Task prompt ▸ Identify each line below that contains the word "WHOSE", and copy it out.

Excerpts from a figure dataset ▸
=-=-=-=-=

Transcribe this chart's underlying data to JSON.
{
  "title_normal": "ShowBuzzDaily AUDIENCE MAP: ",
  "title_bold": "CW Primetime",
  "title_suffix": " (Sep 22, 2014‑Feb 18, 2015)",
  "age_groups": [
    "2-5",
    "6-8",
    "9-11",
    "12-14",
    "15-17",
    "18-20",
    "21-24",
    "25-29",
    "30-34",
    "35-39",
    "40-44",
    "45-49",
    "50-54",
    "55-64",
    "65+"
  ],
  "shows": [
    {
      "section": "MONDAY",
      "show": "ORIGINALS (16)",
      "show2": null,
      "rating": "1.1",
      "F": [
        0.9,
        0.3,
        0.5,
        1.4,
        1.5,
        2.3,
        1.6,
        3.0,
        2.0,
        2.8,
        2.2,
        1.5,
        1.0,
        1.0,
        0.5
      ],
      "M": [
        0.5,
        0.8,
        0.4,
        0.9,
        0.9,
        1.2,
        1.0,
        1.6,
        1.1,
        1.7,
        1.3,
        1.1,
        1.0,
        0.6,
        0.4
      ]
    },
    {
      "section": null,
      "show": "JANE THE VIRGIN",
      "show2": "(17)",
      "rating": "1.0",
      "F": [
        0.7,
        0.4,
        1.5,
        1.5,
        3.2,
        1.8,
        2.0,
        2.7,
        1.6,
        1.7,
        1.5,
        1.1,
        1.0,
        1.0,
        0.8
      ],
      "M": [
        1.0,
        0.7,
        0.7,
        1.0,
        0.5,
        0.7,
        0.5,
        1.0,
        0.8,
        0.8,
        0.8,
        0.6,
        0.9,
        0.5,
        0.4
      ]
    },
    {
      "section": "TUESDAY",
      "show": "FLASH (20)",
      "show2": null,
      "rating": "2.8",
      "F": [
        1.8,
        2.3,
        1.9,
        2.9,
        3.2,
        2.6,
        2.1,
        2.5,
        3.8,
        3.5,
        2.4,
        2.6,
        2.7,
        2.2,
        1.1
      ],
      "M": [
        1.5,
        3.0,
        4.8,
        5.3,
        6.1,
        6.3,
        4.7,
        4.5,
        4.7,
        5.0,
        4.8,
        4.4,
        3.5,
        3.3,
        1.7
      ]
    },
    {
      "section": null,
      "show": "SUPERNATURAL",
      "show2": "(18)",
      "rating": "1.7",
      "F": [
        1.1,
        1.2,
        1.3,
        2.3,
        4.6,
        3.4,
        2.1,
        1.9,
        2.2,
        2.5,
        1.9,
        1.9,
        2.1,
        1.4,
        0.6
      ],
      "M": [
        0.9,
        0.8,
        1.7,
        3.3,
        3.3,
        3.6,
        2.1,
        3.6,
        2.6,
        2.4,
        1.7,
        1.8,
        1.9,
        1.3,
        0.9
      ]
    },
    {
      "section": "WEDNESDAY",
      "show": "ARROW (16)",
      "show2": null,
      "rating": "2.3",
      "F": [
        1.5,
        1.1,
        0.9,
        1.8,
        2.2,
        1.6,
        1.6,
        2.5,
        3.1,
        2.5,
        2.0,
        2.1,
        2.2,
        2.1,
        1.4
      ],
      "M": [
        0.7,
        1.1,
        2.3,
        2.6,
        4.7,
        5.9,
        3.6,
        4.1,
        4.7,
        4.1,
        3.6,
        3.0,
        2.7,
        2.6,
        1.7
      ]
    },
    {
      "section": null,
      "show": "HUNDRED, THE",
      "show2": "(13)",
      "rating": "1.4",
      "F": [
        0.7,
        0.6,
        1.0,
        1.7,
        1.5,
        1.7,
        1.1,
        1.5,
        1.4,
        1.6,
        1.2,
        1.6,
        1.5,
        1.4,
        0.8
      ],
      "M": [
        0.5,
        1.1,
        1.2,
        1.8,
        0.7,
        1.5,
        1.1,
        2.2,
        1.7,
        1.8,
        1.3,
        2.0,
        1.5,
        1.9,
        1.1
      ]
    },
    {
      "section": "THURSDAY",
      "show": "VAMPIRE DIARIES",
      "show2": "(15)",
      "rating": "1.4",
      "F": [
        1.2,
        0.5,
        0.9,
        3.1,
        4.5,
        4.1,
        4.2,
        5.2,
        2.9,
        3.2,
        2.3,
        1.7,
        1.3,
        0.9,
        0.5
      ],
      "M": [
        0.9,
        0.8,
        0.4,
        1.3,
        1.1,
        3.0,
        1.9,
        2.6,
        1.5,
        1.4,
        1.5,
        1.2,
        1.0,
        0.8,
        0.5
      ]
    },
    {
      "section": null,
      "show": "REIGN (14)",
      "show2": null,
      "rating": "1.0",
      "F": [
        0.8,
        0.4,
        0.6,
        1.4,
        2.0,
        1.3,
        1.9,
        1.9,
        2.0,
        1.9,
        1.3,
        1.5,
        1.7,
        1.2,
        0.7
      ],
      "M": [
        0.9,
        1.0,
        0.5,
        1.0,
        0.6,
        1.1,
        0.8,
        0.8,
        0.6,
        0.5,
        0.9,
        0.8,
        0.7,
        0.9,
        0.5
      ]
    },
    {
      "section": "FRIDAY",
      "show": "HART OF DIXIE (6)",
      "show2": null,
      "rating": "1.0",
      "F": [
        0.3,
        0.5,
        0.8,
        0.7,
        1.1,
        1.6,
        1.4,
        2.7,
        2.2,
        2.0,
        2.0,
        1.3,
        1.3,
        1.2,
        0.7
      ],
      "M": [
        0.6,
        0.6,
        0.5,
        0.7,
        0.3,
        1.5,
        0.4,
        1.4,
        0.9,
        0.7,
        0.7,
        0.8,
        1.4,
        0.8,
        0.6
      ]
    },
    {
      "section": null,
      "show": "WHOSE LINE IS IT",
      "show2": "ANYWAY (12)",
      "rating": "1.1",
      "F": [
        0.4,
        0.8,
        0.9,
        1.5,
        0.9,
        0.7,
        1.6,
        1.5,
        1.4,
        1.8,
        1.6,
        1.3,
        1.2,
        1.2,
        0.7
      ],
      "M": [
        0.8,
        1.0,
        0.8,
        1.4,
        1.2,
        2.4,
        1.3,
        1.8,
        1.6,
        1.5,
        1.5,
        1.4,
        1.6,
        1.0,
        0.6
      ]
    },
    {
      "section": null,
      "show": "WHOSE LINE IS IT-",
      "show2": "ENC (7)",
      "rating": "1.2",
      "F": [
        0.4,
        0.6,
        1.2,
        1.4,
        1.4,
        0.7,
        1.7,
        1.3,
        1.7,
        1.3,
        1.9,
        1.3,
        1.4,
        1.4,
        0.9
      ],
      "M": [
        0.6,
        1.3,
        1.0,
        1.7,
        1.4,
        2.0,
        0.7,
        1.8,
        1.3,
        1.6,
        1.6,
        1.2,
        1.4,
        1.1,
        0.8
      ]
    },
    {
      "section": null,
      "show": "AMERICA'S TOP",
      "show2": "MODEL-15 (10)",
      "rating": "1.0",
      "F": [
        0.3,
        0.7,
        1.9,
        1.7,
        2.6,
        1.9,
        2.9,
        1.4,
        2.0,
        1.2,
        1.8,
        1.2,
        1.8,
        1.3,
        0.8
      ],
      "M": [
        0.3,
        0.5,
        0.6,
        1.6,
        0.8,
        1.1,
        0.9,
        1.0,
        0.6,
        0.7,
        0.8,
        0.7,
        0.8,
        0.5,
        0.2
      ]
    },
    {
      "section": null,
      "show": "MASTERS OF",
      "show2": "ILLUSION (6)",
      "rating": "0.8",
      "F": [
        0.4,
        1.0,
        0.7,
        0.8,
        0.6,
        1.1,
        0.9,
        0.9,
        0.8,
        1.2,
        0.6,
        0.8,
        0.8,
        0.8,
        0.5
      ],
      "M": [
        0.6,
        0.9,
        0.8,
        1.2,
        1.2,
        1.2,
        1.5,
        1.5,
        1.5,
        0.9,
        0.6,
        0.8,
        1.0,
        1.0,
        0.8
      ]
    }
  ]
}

=-=-=-=-=

The answer ▸
      "show": "WHOSE LINE IS IT",
      "show": "WHOSE LINE IS IT-",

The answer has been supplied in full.